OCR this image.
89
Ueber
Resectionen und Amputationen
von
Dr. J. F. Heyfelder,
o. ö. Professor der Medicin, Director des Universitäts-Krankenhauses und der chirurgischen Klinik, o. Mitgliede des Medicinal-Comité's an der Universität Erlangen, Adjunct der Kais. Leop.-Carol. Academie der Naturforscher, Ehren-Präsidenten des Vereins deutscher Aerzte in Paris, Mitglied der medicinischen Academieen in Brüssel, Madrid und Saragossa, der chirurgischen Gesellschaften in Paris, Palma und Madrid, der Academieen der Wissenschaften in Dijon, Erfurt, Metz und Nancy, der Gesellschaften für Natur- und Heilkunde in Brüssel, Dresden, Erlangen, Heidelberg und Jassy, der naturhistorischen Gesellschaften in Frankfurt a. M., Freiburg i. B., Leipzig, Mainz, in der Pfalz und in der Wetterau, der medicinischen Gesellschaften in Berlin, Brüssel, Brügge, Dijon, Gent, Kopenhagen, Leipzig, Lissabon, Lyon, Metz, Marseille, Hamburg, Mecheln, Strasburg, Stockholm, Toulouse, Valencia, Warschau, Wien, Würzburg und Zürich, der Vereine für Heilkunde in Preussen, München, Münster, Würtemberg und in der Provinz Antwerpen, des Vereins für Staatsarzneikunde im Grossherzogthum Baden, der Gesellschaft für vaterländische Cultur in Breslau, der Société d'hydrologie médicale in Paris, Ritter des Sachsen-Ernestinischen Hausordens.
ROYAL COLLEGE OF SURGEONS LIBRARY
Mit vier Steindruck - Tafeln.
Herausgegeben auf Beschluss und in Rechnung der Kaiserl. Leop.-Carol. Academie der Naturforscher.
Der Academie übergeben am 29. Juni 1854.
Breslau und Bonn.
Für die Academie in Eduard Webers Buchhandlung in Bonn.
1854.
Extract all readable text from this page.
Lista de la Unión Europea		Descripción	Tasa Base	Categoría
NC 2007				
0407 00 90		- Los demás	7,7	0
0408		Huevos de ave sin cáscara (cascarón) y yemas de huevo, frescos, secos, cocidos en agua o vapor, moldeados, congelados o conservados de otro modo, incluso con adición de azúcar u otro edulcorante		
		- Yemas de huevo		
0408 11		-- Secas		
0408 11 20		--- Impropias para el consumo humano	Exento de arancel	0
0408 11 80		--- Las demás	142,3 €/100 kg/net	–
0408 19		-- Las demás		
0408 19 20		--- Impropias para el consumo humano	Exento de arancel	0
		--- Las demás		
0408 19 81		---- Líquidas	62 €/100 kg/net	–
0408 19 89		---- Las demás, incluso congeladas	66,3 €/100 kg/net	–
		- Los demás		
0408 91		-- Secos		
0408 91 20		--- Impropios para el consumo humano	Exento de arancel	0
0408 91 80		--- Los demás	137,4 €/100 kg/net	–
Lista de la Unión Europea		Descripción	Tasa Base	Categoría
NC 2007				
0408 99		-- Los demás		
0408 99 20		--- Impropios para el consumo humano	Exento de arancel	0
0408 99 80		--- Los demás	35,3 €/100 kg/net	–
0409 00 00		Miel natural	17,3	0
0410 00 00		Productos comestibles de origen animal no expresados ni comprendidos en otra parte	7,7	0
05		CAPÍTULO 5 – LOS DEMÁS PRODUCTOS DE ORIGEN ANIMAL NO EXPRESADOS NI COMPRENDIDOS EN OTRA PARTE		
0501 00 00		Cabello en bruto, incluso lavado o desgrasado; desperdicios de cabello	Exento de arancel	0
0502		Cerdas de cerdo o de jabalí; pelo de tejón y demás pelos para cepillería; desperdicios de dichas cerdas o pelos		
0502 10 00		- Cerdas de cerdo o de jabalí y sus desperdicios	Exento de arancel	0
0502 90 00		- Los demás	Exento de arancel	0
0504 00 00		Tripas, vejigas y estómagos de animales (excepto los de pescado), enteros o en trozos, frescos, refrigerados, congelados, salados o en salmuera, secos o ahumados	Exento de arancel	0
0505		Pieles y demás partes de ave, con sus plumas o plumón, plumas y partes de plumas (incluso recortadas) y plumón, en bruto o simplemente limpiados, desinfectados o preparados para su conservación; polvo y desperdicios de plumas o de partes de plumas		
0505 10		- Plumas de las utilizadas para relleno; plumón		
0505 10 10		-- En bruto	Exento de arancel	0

-=-=-=-=-

Take the lines above and retype all of them exactly.

*Response:*
OCR this image.
89
Ueber
Resectionen und Amputationen
von
Dr. J. F. Heyfelder,
o. ö. Professor der Medicin, Director des Universitäts-Krankenhauses und der chirurgischen Klinik, o. Mitgliede des Medicinal-Comité's an der Universität Erlangen, Adjunct der Kais. Leop.-Carol. Academie der Naturforscher, Ehren-Präsidenten des Vereins deutscher Aerzte in Paris, Mitglied der medicinischen Academieen in Brüssel, Madrid und Saragossa, der chirurgischen Gesellschaften in Paris, Palma und Madrid, der Academieen der Wissenschaften in Dijon, Erfurt, Metz und Nancy, der Gesellschaften für Natur- und Heilkunde in Brüssel, Dresden, Erlangen, Heidelberg und Jassy, der naturhistorischen Gesellschaften in Frankfurt a. M., Freiburg i. B., Leipzig, Mainz, in der Pfalz und in der Wetterau, der medicinischen Gesellschaften in Berlin, Brüssel, Brügge, Dijon, Gent, Kopenhagen, Leipzig, Lissabon, Lyon, Metz, Marseille, Hamburg, Mecheln, Strasburg, Stockholm, Toulouse, Valencia, Warschau, Wien, Würzburg und Zürich, der Vereine für Heilkunde in Preussen, München, Münster, Würtemberg und in der Provinz Antwerpen, des Vereins für Staatsarzneikunde im Grossherzogthum Baden, der Gesellschaft für vaterländische Cultur in Breslau, der Société d'hydrologie médicale in Paris, Ritter des Sachsen-Ernestinischen Hausordens.
ROYAL COLLEGE OF SURGEONS LIBRARY
Mit vier Steindruck - Tafeln.
Herausgegeben auf Beschluss und in Rechnung der Kaiserl. Leop.-Carol. Academie der Naturforscher.
Der Academie übergeben am 29. Juni 1854.
Breslau und Bonn.
Für die Academie in Eduard Webers Buchhandlung in Bonn.
1854.
Extract all readable text from this page.
Lista de la Unión Europea		Descripción	Tasa Base	Categoría
NC 2007				
0407 00 90		- Los demás	7,7	0
0408		Huevos de ave sin cáscara (cascarón) y yemas de huevo, frescos, secos, cocidos en agua o vapor, moldeados, congelados o conservados de otro modo, incluso con adición de azúcar u otro edulcorante		
		- Yemas de huevo		
0408 11		-- Secas		
0408 11 20		--- Impropias para el consumo humano	Exento de arancel	0
0408 11 80		--- Las demás	142,3 €/100 kg/net	–
0408 19		-- Las demás		
0408 19 20		--- Impropias para el consumo humano	Exento de arancel	0
		--- Las demás		
0408 19 81		---- Líquidas	62 €/100 kg/net	–
0408 19 89		---- Las demás, incluso congeladas	66,3 €/100 kg/net	–
		- Los demás		
0408 91		-- Secos		
0408 91 20		--- Impropios para el consumo humano	Exento de arancel	0
0408 91 80		--- Los demás	137,4 €/100 kg/net	–
Lista de la Unión Europea		Descripción	Tasa Base	Categoría
NC 2007				
0408 99		-- Los demás		
0408 99 20		--- Impropios para el consumo humano	Exento de arancel	0
0408 99 80		--- Los demás	35,3 €/100 kg/net	–
0409 00 00		Miel natural	17,3	0
0410 00 00		Productos comestibles de origen animal no expresados ni comprendidos en otra parte	7,7	0
05		CAPÍTULO 5 – LOS DEMÁS PRODUCTOS DE ORIGEN ANIMAL NO EXPRESADOS NI COMPRENDIDOS EN OTRA PARTE		
0501 00 00		Cabello en bruto, incluso lavado o desgrasado; desperdicios de cabello	Exento de arancel	0
0502		Cerdas de cerdo o de jabalí; pelo de tejón y demás pelos para cepillería; desperdicios de dichas cerdas o pelos		
0502 10 00		- Cerdas de cerdo o de jabalí y sus desperdicios	Exento de arancel	0
0502 90 00		- Los demás	Exento de arancel	0
0504 00 00		Tripas, vejigas y estómagos de animales (excepto los de pescado), enteros o en trozos, frescos, refrigerados, congelados, salados o en salmuera, secos o ahumados	Exento de arancel	0
0505		Pieles y demás partes de ave, con sus plumas o plumón, plumas y partes de plumas (incluso recortadas) y plumón, en bruto o simplemente limpiados, desinfectados o preparados para su conservación; polvo y desperdicios de plumas o de partes de plumas		
0505 10		- Plumas de las utilizadas para relleno; plumón		
0505 10 10		-- En bruto	Exento de arancel	0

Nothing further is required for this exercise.